● **WHAT THE EXERCISE ASKS**
Your task is to gather the lines below that hold the string "JSON".

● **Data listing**

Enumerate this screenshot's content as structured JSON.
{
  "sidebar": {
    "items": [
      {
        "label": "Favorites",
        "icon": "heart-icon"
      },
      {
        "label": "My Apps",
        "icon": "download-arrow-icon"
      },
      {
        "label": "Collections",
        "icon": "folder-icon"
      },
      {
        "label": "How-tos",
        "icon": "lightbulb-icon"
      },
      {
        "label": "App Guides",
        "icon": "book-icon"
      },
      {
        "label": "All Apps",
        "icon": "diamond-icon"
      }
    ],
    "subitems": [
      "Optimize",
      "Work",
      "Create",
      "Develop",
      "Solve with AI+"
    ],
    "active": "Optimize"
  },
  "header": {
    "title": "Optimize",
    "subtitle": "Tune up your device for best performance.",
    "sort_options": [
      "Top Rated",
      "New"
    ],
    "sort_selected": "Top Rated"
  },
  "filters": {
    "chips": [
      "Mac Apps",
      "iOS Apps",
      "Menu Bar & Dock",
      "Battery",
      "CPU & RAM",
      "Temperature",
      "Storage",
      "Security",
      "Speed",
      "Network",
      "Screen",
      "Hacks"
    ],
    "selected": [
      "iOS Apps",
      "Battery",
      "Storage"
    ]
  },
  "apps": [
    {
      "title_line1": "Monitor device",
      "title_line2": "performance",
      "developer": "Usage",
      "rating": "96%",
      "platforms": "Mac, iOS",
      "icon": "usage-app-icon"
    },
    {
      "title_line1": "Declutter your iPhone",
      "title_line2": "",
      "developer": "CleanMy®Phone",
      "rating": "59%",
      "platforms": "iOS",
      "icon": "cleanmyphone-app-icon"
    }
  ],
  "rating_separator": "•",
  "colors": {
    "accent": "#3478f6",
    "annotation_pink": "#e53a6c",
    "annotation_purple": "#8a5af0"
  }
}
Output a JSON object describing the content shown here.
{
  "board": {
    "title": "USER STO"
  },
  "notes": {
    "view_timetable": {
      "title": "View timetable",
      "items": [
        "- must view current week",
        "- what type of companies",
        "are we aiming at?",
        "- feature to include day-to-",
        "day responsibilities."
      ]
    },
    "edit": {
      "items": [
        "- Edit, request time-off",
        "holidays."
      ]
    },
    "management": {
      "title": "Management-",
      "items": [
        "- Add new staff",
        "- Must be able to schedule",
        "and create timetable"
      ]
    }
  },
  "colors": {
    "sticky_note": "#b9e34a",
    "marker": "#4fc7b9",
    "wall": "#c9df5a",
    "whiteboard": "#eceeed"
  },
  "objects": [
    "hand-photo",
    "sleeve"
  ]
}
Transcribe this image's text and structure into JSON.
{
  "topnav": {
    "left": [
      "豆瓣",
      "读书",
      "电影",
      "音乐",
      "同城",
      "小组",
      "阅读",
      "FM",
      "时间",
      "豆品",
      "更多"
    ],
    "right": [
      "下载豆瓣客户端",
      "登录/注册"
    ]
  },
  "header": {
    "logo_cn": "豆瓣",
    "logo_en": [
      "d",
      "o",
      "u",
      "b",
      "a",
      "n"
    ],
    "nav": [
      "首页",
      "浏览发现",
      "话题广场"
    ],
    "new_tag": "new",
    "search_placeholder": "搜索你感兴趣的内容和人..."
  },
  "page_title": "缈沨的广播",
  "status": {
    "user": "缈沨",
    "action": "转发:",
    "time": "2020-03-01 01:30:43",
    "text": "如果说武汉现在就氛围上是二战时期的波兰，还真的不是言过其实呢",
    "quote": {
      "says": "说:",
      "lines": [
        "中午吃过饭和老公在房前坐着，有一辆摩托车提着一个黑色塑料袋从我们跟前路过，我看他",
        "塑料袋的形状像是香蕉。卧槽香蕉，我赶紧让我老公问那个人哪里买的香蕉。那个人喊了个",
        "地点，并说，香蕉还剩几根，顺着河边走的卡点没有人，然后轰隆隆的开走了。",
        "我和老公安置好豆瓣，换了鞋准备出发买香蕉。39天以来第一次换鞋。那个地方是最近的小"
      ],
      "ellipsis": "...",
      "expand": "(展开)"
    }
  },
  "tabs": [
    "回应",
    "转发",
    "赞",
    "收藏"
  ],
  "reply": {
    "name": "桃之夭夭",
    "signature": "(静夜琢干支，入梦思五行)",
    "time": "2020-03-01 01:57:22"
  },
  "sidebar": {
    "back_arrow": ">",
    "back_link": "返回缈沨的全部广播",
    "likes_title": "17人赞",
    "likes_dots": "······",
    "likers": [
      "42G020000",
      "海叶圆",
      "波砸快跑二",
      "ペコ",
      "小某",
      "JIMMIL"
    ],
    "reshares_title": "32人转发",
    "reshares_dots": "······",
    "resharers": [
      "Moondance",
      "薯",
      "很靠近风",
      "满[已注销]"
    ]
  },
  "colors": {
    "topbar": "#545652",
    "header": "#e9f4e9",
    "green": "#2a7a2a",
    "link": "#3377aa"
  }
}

● **RESULT**
Enumerate this screenshot's content as structured JSON.
Output a JSON object describing the content shown here.
Transcribe this image's text and structure into JSON.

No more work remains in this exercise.